Stored data:
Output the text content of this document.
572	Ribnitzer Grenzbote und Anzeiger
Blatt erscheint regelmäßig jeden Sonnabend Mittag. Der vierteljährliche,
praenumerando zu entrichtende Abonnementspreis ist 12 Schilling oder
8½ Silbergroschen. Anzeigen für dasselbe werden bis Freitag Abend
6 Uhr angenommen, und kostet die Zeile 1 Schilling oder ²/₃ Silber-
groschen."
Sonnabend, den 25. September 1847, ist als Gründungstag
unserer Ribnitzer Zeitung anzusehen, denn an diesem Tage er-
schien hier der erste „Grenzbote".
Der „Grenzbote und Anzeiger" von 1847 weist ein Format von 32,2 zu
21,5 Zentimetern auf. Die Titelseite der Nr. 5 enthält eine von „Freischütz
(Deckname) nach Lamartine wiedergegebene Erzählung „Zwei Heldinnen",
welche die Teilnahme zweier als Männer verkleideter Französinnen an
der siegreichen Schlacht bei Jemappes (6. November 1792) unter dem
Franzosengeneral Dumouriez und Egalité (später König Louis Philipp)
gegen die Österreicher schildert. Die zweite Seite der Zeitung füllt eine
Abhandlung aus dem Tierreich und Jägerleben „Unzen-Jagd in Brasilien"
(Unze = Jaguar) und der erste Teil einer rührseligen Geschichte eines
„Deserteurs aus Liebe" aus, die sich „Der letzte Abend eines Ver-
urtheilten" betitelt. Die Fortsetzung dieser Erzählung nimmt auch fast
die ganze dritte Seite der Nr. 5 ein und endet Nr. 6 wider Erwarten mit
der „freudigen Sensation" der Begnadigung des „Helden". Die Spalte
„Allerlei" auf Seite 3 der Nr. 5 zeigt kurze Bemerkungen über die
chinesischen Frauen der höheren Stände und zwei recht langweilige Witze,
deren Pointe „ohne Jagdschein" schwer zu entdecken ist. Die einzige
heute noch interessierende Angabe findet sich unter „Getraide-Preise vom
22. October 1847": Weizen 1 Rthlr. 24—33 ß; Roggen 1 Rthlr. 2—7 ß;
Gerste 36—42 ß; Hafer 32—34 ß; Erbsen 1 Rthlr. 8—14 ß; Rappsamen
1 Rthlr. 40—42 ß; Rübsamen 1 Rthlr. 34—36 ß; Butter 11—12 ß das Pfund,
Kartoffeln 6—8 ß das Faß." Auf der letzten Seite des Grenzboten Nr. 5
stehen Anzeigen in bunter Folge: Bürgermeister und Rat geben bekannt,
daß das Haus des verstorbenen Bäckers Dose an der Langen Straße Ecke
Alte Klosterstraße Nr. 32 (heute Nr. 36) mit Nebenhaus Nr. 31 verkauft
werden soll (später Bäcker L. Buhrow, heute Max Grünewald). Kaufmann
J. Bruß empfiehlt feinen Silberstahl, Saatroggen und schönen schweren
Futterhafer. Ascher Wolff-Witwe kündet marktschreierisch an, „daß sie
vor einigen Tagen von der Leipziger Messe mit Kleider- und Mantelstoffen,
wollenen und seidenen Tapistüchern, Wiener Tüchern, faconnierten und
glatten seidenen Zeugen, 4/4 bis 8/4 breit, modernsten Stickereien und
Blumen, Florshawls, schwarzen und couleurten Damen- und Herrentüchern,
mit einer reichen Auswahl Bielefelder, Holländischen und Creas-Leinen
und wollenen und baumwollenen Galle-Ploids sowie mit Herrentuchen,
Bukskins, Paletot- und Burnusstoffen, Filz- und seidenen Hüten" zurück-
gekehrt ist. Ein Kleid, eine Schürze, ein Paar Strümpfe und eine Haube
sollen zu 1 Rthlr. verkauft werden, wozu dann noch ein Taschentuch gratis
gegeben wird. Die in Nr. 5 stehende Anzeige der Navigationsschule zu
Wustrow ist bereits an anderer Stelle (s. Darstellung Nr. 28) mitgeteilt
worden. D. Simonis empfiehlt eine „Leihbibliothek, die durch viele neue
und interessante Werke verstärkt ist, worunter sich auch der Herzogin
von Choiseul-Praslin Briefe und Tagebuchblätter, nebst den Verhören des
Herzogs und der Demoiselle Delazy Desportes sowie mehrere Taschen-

### Your instructions
Please output the complete data exactly.

### Response to this exercise
Output the text content of this document.
572	Ribnitzer Grenzbote und Anzeiger
Blatt erscheint regelmäßig jeden Sonnabend Mittag. Der vierteljährliche,
praenumerando zu entrichtende Abonnementspreis ist 12 Schilling oder
8½ Silbergroschen. Anzeigen für dasselbe werden bis Freitag Abend
6 Uhr angenommen, und kostet die Zeile 1 Schilling oder ²/₃ Silber-
groschen."
Sonnabend, den 25. September 1847, ist als Gründungstag
unserer Ribnitzer Zeitung anzusehen, denn an diesem Tage er-
schien hier der erste „Grenzbote".
Der „Grenzbote und Anzeiger" von 1847 weist ein Format von 32,2 zu
21,5 Zentimetern auf. Die Titelseite der Nr. 5 enthält eine von „Freischütz
(Deckname) nach Lamartine wiedergegebene Erzählung „Zwei Heldinnen",
welche die Teilnahme zweier als Männer verkleideter Französinnen an
der siegreichen Schlacht bei Jemappes (6. November 1792) unter dem
Franzosengeneral Dumouriez und Egalité (später König Louis Philipp)
gegen die Österreicher schildert. Die zweite Seite der Zeitung füllt eine
Abhandlung aus dem Tierreich und Jägerleben „Unzen-Jagd in Brasilien"
(Unze = Jaguar) und der erste Teil einer rührseligen Geschichte eines
„Deserteurs aus Liebe" aus, die sich „Der letzte Abend eines Ver-
urtheilten" betitelt. Die Fortsetzung dieser Erzählung nimmt auch fast
die ganze dritte Seite der Nr. 5 ein und endet Nr. 6 wider Erwarten mit
der „freudigen Sensation" der Begnadigung des „Helden". Die Spalte
„Allerlei" auf Seite 3 der Nr. 5 zeigt kurze Bemerkungen über die
chinesischen Frauen der höheren Stände und zwei recht langweilige Witze,
deren Pointe „ohne Jagdschein" schwer zu entdecken ist. Die einzige
heute noch interessierende Angabe findet sich unter „Getraide-Preise vom
22. October 1847": Weizen 1 Rthlr. 24—33 ß; Roggen 1 Rthlr. 2—7 ß;
Gerste 36—42 ß; Hafer 32—34 ß; Erbsen 1 Rthlr. 8—14 ß; Rappsamen
1 Rthlr. 40—42 ß; Rübsamen 1 Rthlr. 34—36 ß; Butter 11—12 ß das Pfund,
Kartoffeln 6—8 ß das Faß." Auf der letzten Seite des Grenzboten Nr. 5
stehen Anzeigen in bunter Folge: Bürgermeister und Rat geben bekannt,
daß das Haus des verstorbenen Bäckers Dose an der Langen Straße Ecke
Alte Klosterstraße Nr. 32 (heute Nr. 36) mit Nebenhaus Nr. 31 verkauft
werden soll (später Bäcker L. Buhrow, heute Max Grünewald). Kaufmann
J. Bruß empfiehlt feinen Silberstahl, Saatroggen und schönen schweren
Futterhafer. Ascher Wolff-Witwe kündet marktschreierisch an, „daß sie
vor einigen Tagen von der Leipziger Messe mit Kleider- und Mantelstoffen,
wollenen und seidenen Tapistüchern, Wiener Tüchern, faconnierten und
glatten seidenen Zeugen, 4/4 bis 8/4 breit, modernsten Stickereien und
Blumen, Florshawls, schwarzen und couleurten Damen- und Herrentüchern,
mit einer reichen Auswahl Bielefelder, Holländischen und Creas-Leinen
und wollenen und baumwollenen Galle-Ploids sowie mit Herrentuchen,
Bukskins, Paletot- und Burnusstoffen, Filz- und seidenen Hüten" zurück-
gekehrt ist. Ein Kleid, eine Schürze, ein Paar Strümpfe und eine Haube
sollen zu 1 Rthlr. verkauft werden, wozu dann noch ein Taschentuch gratis
gegeben wird. Die in Nr. 5 stehende Anzeige der Navigationsschule zu
Wustrow ist bereits an anderer Stelle (s. Darstellung Nr. 28) mitgeteilt
worden. D. Simonis empfiehlt eine „Leihbibliothek, die durch viele neue
und interessante Werke verstärkt ist, worunter sich auch der Herzogin
von Choiseul-Praslin Briefe und Tagebuchblätter, nebst den Verhören des
Herzogs und der Demoiselle Delazy Desportes sowie mehrere Taschen-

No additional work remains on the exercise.